[START DATASET CONTENT]
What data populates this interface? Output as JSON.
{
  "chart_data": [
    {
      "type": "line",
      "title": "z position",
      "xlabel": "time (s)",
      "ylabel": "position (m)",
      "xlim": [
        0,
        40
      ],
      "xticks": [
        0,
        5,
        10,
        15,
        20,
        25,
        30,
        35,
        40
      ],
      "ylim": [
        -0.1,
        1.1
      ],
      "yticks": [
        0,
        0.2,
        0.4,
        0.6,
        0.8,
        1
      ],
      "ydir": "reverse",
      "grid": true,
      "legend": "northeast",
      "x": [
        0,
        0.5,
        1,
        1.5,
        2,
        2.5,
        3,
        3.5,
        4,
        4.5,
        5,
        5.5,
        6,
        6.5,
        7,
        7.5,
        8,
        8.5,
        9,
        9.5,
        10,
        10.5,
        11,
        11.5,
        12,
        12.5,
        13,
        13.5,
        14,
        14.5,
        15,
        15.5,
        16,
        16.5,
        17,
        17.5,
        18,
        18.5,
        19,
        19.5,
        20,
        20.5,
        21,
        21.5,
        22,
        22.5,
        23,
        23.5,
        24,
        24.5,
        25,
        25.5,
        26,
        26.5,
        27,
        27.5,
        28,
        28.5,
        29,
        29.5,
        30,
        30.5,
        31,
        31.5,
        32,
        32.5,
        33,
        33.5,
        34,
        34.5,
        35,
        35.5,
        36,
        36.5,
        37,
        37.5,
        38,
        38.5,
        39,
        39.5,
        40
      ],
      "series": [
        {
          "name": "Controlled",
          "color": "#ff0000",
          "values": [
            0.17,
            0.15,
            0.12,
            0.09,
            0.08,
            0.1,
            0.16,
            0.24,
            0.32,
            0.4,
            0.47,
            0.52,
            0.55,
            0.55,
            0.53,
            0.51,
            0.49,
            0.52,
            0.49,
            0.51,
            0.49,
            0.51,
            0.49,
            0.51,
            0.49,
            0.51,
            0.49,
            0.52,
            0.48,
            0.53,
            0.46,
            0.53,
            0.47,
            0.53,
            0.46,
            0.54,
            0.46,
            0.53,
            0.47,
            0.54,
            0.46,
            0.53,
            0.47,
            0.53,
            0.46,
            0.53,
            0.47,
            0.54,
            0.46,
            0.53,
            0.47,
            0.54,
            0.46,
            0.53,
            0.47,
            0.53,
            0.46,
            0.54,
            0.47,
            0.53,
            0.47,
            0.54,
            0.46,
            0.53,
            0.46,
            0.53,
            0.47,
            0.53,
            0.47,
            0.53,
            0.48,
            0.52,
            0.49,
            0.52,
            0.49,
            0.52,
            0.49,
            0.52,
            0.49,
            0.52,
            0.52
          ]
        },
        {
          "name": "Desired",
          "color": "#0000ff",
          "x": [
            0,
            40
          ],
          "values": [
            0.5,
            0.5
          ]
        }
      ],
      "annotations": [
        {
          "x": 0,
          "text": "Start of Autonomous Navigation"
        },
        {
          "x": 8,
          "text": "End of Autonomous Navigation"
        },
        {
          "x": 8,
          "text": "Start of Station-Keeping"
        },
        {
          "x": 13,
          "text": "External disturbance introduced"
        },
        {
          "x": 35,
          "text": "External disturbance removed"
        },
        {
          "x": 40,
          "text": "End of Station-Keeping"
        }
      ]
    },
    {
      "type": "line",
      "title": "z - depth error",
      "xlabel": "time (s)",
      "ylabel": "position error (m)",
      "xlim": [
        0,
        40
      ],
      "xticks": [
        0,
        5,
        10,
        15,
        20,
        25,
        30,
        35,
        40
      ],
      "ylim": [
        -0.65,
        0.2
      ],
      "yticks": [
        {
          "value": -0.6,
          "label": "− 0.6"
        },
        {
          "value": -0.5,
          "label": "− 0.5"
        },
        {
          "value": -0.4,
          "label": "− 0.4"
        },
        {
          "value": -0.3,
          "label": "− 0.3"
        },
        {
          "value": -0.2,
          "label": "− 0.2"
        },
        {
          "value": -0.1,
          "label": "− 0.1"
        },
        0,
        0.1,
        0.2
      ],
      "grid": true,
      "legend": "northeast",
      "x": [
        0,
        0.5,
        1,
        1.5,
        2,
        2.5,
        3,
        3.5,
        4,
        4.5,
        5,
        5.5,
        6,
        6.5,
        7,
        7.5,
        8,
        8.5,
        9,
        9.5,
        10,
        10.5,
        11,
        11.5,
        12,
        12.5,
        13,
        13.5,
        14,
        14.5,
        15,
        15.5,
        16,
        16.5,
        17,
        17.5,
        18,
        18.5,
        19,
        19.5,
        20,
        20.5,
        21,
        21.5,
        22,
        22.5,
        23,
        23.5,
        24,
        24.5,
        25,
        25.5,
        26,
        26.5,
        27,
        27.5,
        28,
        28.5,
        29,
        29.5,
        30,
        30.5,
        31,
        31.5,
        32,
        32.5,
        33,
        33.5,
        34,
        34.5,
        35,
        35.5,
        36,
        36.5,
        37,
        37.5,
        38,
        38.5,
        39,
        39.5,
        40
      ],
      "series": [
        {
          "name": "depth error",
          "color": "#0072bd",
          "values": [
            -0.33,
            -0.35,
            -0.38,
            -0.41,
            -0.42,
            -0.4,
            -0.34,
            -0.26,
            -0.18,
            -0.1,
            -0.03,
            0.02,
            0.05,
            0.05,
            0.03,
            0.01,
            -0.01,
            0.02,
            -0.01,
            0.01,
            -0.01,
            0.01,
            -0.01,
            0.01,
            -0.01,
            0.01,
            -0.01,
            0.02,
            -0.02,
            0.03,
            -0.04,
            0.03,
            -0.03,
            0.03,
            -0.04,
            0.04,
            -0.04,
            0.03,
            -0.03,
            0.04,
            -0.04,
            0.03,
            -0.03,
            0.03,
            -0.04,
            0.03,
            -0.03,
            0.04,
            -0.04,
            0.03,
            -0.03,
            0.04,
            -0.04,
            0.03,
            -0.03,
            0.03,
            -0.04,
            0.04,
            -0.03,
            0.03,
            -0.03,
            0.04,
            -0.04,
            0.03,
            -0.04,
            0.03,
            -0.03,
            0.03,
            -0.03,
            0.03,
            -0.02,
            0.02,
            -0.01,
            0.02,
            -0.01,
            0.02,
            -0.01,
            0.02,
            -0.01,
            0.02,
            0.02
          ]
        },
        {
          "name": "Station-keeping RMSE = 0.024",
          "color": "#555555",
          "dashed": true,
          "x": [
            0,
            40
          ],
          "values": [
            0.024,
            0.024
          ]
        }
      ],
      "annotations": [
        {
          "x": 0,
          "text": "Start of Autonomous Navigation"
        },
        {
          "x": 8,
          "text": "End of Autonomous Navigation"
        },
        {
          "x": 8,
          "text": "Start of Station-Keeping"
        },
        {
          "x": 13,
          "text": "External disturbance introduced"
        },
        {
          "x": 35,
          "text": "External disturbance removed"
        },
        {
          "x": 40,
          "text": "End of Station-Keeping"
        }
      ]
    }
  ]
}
[END DATASET CONTENT]
Copy all lines from the material that hold "color".

          "color": "#ff0000",
          "color": "#0000ff",
          "color": "#0072bd",
          "color": "#555555",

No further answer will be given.